● **MATERIAL SHOWN**:

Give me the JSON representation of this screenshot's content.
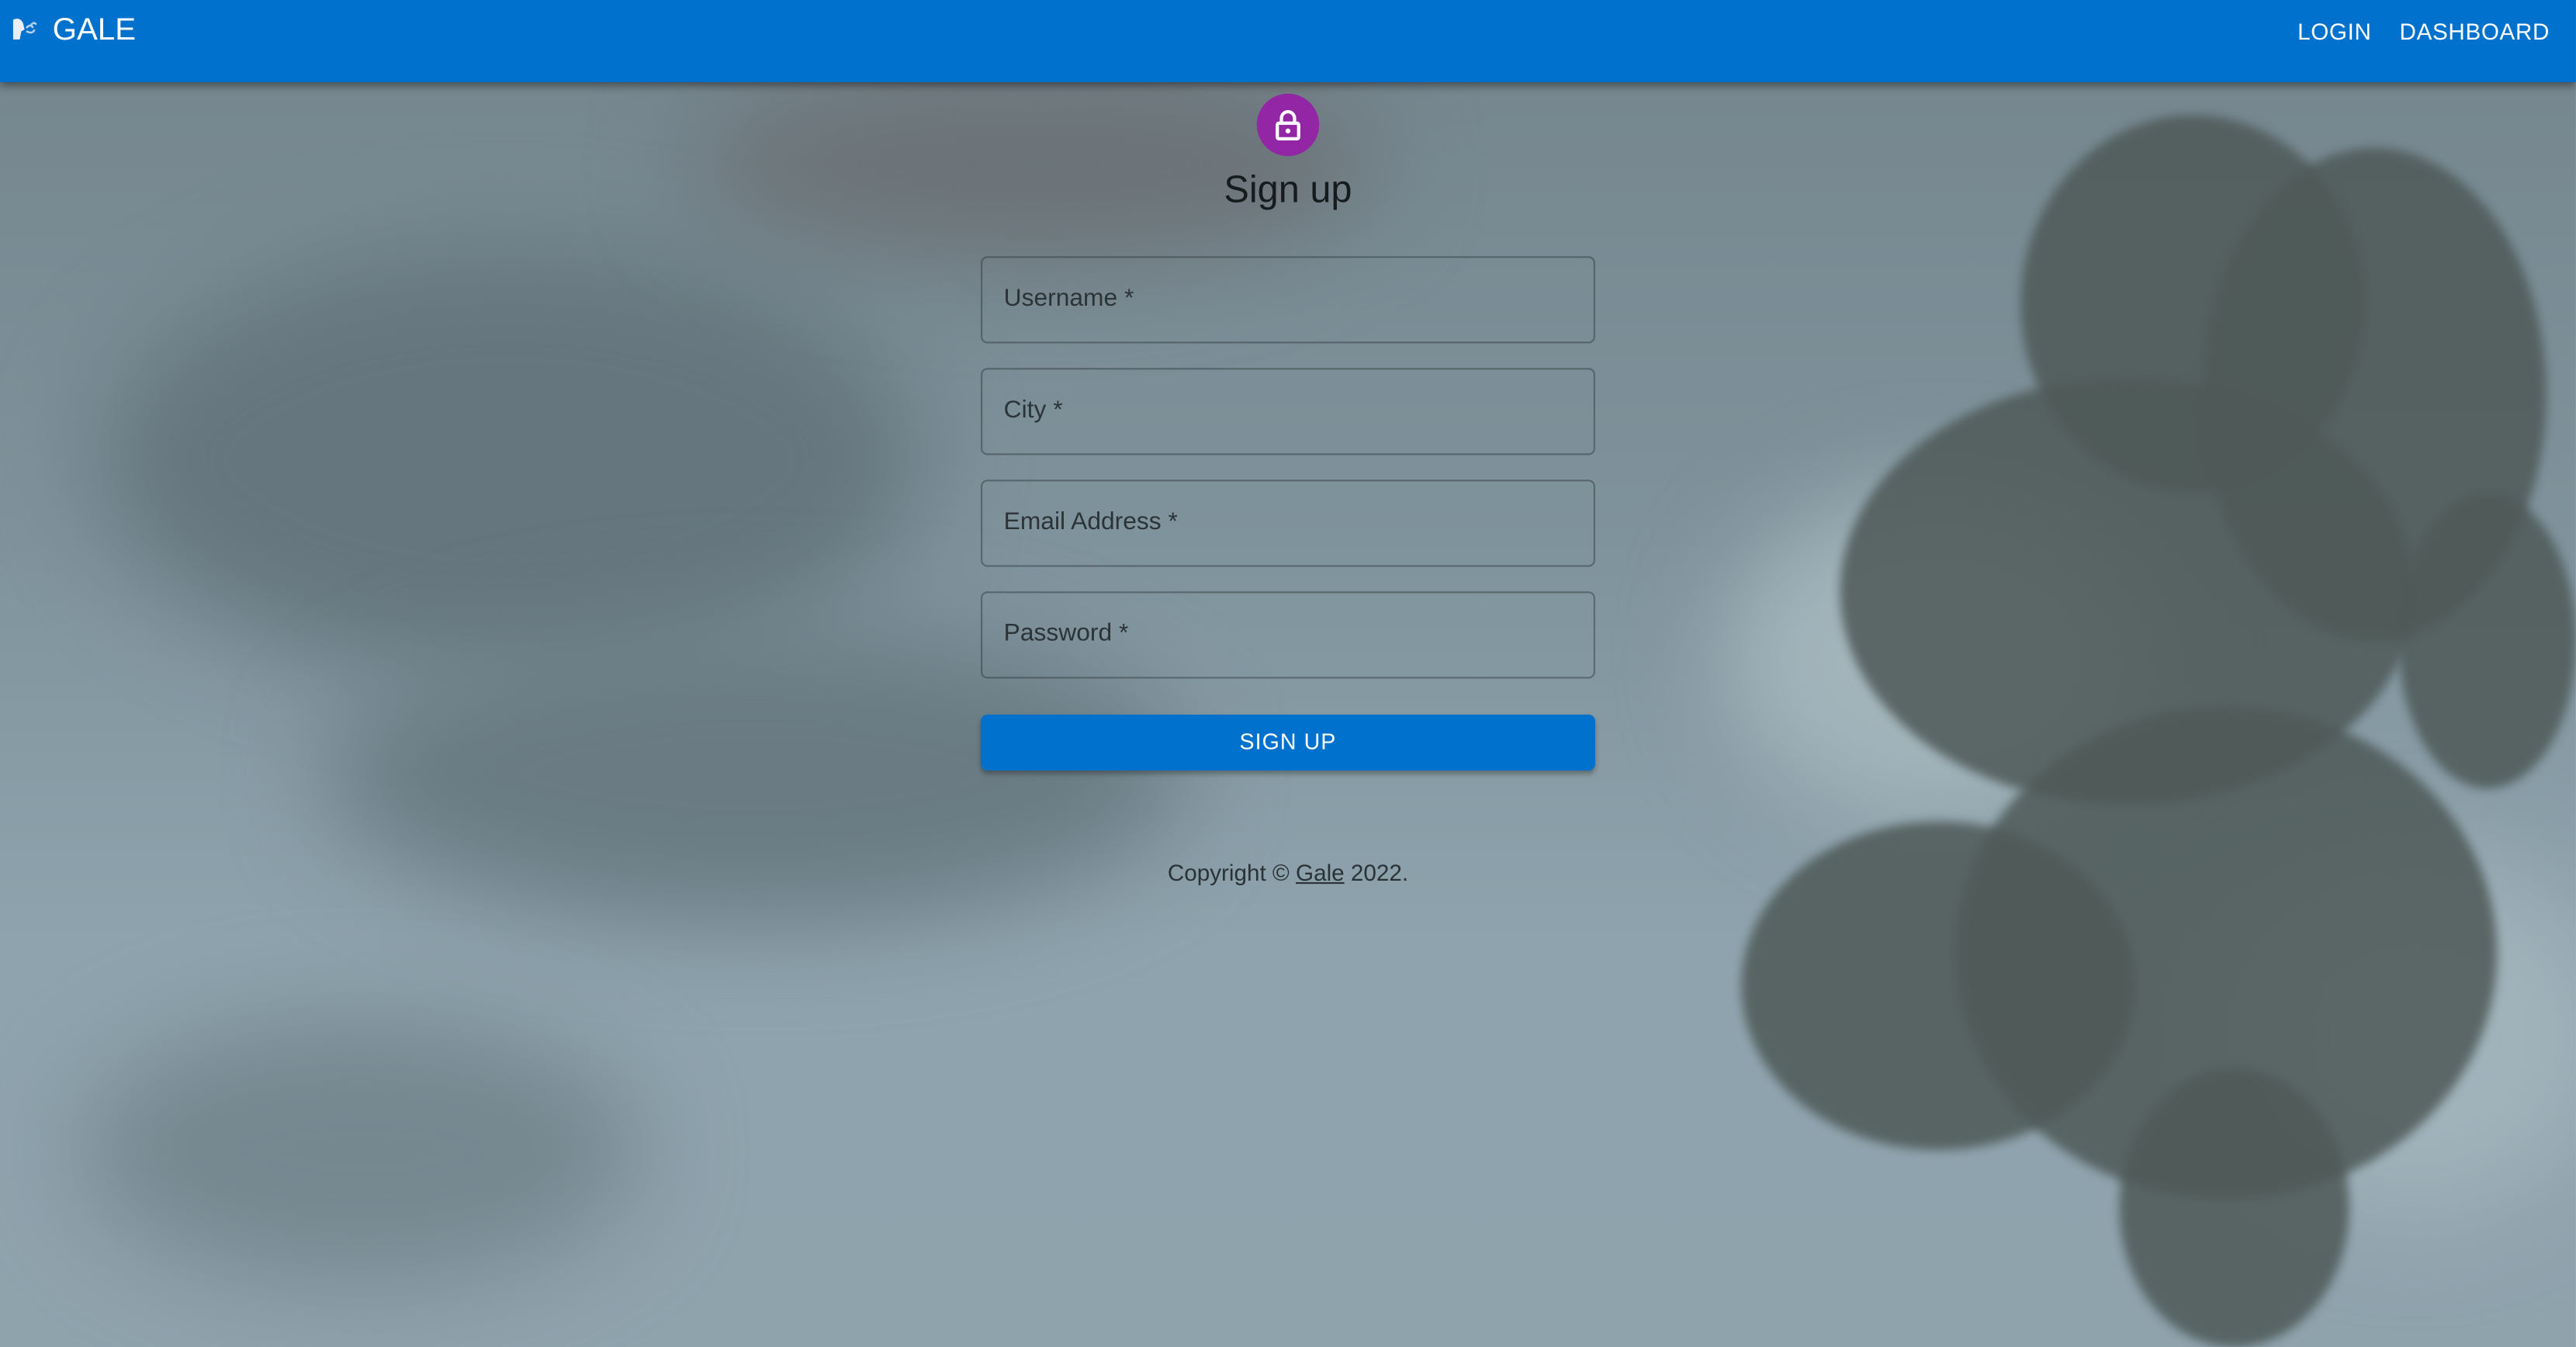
{
  "appbar": {
    "brand": "GALE",
    "logo_icon": "wind-face-icon",
    "nav": [
      "LOGIN",
      "DASHBOARD"
    ],
    "color": "#0071cc"
  },
  "form": {
    "avatar_icon": "lock-icon",
    "avatar_color": "#9226a5",
    "title": "Sign up",
    "fields": [
      {
        "label": "Username *",
        "value": ""
      },
      {
        "label": "City *",
        "value": ""
      },
      {
        "label": "Email Address *",
        "value": ""
      },
      {
        "label": "Password *",
        "value": ""
      }
    ],
    "submit": "SIGN UP"
  },
  "footer": {
    "prefix": "Copyright © ",
    "link": "Gale",
    "suffix": " 2022."
  }
}
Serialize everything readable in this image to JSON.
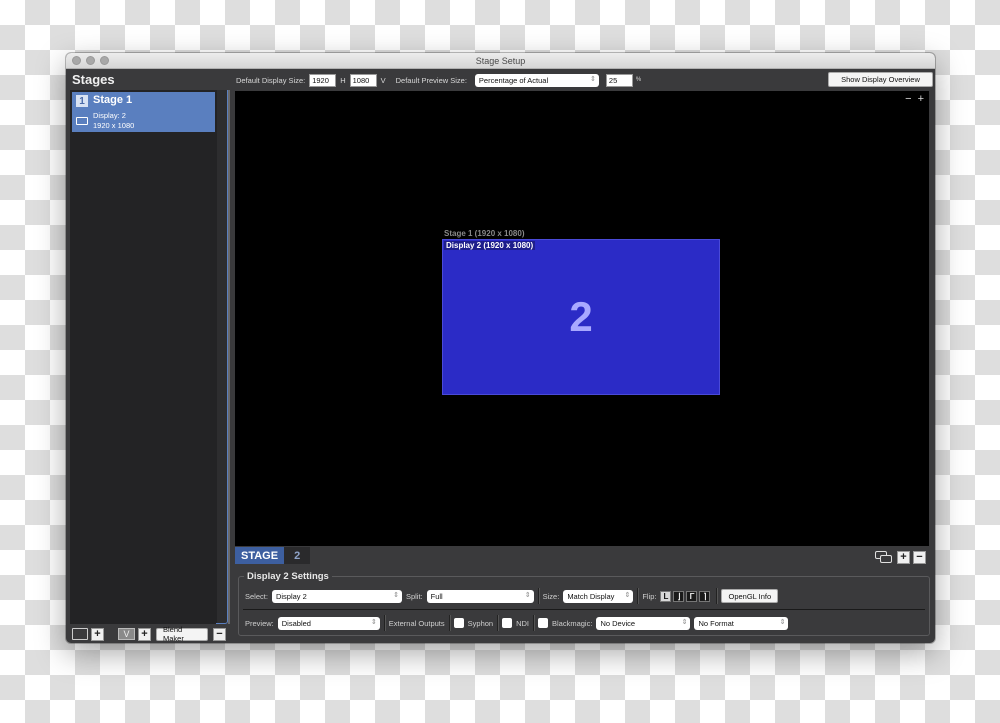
{
  "window": {
    "title": "Stage Setup"
  },
  "sidebar": {
    "title": "Stages",
    "stages": [
      {
        "number": "1",
        "name": "Stage 1",
        "display": "Display: 2",
        "resolution": "1920 x 1080"
      }
    ],
    "bottom": {
      "add_label": "+",
      "v_label": "V",
      "add2_label": "+",
      "blend_maker_label": "Blend Maker",
      "remove_label": "−"
    }
  },
  "toolbar": {
    "default_display_size_label": "Default Display Size:",
    "width_value": "1920",
    "h_label": "H",
    "height_value": "1080",
    "v_label": "V",
    "default_preview_size_label": "Default Preview Size:",
    "preview_mode": "Percentage of Actual",
    "preview_percent": "25",
    "percent_sign": "%",
    "show_overview_label": "Show Display Overview"
  },
  "canvas": {
    "zoom_out": "−",
    "zoom_in": "+",
    "stage_label": "Stage 1 (1920 x 1080)",
    "display_label": "Display 2 (1920 x 1080)",
    "display_number": "2",
    "display_color": "#2b2bc6"
  },
  "tabs": [
    {
      "label": "STAGE",
      "active": true
    },
    {
      "label": "2",
      "active": false
    }
  ],
  "tab_controls": {
    "add": "+",
    "remove": "−"
  },
  "settings": {
    "title": "Display 2 Settings",
    "select_label": "Select:",
    "select_value": "Display 2",
    "split_label": "Split:",
    "split_value": "Full",
    "size_label": "Size:",
    "size_value": "Match Display",
    "flip_label": "Flip:",
    "flip_options": [
      "L",
      "⌋",
      "Γ",
      "⌉"
    ],
    "opengl_label": "OpenGL Info",
    "preview_label": "Preview:",
    "preview_value": "Disabled",
    "external_outputs_label": "External Outputs",
    "syphon_label": "Syphon",
    "ndi_label": "NDI",
    "blackmagic_label": "Blackmagic:",
    "device_value": "No Device",
    "format_value": "No Format"
  }
}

● **WORK REQUIRED**: Leave out the pictures and output the rest of the material exactly as written.

● **EXERCISE SOLUTION**:
Give me the JSON representation of this screenshot's content.
{
  "appbar": {
    "brand": "GALE",
    "logo_icon": "wind-face-icon",
    "nav": [
      "LOGIN",
      "DASHBOARD"
    ],
    "color": "#0071cc"
  },
  "form": {
    "avatar_icon": "lock-icon",
    "avatar_color": "#9226a5",
    "title": "Sign up",
    "fields": [
      {
        "label": "Username *",
        "value": ""
      },
      {
        "label": "City *",
        "value": ""
      },
      {
        "label": "Email Address *",
        "value": ""
      },
      {
        "label": "Password *",
        "value": ""
      }
    ],
    "submit": "SIGN UP"
  },
  "footer": {
    "prefix": "Copyright © ",
    "link": "Gale",
    "suffix": " 2022."
  }
}
Serialize everything readable in this image to JSON.
{
  "window": {
    "title": "Stage Setup"
  },
  "sidebar": {
    "title": "Stages",
    "stages": [
      {
        "number": "1",
        "name": "Stage 1",
        "display": "Display: 2",
        "resolution": "1920 x 1080"
      }
    ],
    "bottom": {
      "add_label": "+",
      "v_label": "V",
      "add2_label": "+",
      "blend_maker_label": "Blend Maker",
      "remove_label": "−"
    }
  },
  "toolbar": {
    "default_display_size_label": "Default Display Size:",
    "width_value": "1920",
    "h_label": "H",
    "height_value": "1080",
    "v_label": "V",
    "default_preview_size_label": "Default Preview Size:",
    "preview_mode": "Percentage of Actual",
    "preview_percent": "25",
    "percent_sign": "%",
    "show_overview_label": "Show Display Overview"
  },
  "canvas": {
    "zoom_out": "−",
    "zoom_in": "+",
    "stage_label": "Stage 1 (1920 x 1080)",
    "display_label": "Display 2 (1920 x 1080)",
    "display_number": "2",
    "display_color": "#2b2bc6"
  },
  "tabs": [
    {
      "label": "STAGE",
      "active": true
    },
    {
      "label": "2",
      "active": false
    }
  ],
  "tab_controls": {
    "add": "+",
    "remove": "−"
  },
  "settings": {
    "title": "Display 2 Settings",
    "select_label": "Select:",
    "select_value": "Display 2",
    "split_label": "Split:",
    "split_value": "Full",
    "size_label": "Size:",
    "size_value": "Match Display",
    "flip_label": "Flip:",
    "flip_options": [
      "L",
      "⌋",
      "Γ",
      "⌉"
    ],
    "opengl_label": "OpenGL Info",
    "preview_label": "Preview:",
    "preview_value": "Disabled",
    "external_outputs_label": "External Outputs",
    "syphon_label": "Syphon",
    "ndi_label": "NDI",
    "blackmagic_label": "Blackmagic:",
    "device_value": "No Device",
    "format_value": "No Format"
  }
}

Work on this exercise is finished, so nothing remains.